[BEGIN]

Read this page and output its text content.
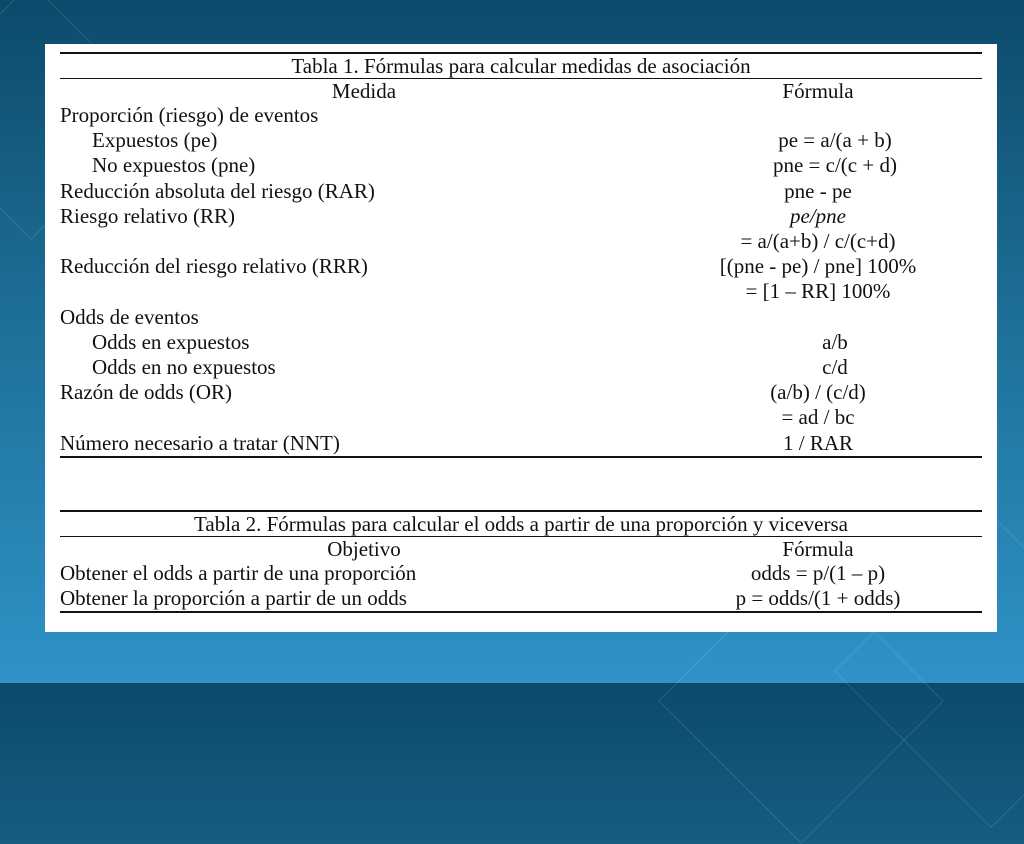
Tabla 1. Fórmulas para calcular medidas de asociación
Medida	Fórmula
Proporción (riesgo) de eventos
Expuestos (pe)	pe = a/(a + b)
No expuestos (pne)	pne = c/(c + d)
Reducción absoluta del riesgo (RAR)	pne - pe
Riesgo relativo (RR)	pe/pne
= a/(a+b) / c/(c+d)
Reducción del riesgo relativo (RRR)	[(pne - pe) / pne] 100%
= [1 – RR] 100%
Odds de eventos
Odds en expuestos	a/b
Odds en no expuestos	c/d
Razón de odds (OR)	(a/b) / (c/d)
= ad / bc
Número necesario a tratar (NNT)	1 / RAR
Tabla 2. Fórmulas para calcular el odds a partir de una proporción y viceversa
Objetivo	Fórmula
Obtener el odds a partir de una proporción	odds = p/(1 – p)
Obtener la proporción a partir de un odds	p = odds/(1 + odds)
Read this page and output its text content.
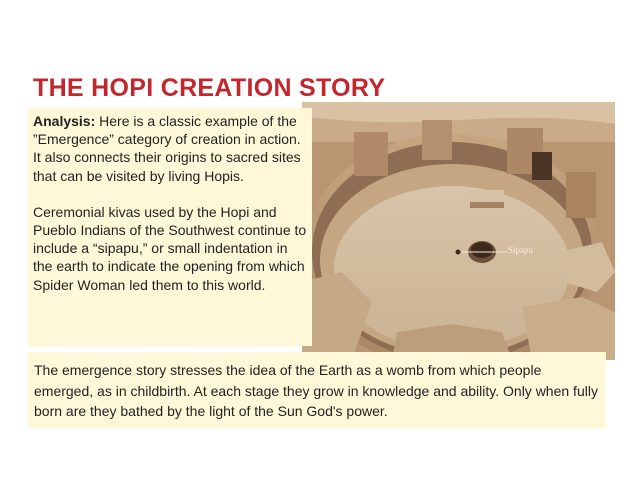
THE HOPI CREATION STORY
Sipapu

Analysis: Here is a classic example of the ”Emergence” category of creation in action. It also connects their origins to sacred sites that can be visited by living Hopis.

Ceremonial kivas used by the Hopi and Pueblo Indians of the Southwest continue to include a “sipapu,” or small indentation in the earth to indicate the opening from which Spider Woman led them to this world.

The emergence story stresses the idea of the Earth as a womb from which people emerged, as in childbirth. At each stage they grow in knowledge and ability. Only when fully born are they bathed by the light of the Sun God's power.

[END]

■ **AIM OF THE EXERCISE**: The listing above needs to be output again exactly. Don't include the pictures.

■ **SOLVED EXERCISE**:
Read this page and output its text content.
Tabla 1. Fórmulas para calcular medidas de asociación
Medida	Fórmula
Proporción (riesgo) de eventos
Expuestos (pe)	pe = a/(a + b)
No expuestos (pne)	pne = c/(c + d)
Reducción absoluta del riesgo (RAR)	pne - pe
Riesgo relativo (RR)	pe/pne
= a/(a+b) / c/(c+d)
Reducción del riesgo relativo (RRR)	[(pne - pe) / pne] 100%
= [1 – RR] 100%
Odds de eventos
Odds en expuestos	a/b
Odds en no expuestos	c/d
Razón de odds (OR)	(a/b) / (c/d)
= ad / bc
Número necesario a tratar (NNT)	1 / RAR
Tabla 2. Fórmulas para calcular el odds a partir de una proporción y viceversa
Objetivo	Fórmula
Obtener el odds a partir de una proporción	odds = p/(1 – p)
Obtener la proporción a partir de un odds	p = odds/(1 + odds)
Read this page and output its text content.
THE HOPI CREATION STORY
Sipapu

Analysis: Here is a classic example of the ”Emergence” category of creation in action. It also connects their origins to sacred sites that can be visited by living Hopis.

Ceremonial kivas used by the Hopi and Pueblo Indians of the Southwest continue to include a “sipapu,” or small indentation in the earth to indicate the opening from which Spider Woman led them to this world.

The emergence story stresses the idea of the Earth as a womb from which people emerged, as in childbirth. At each stage they grow in knowledge and ability. Only when fully born are they bathed by the light of the Sun God's power.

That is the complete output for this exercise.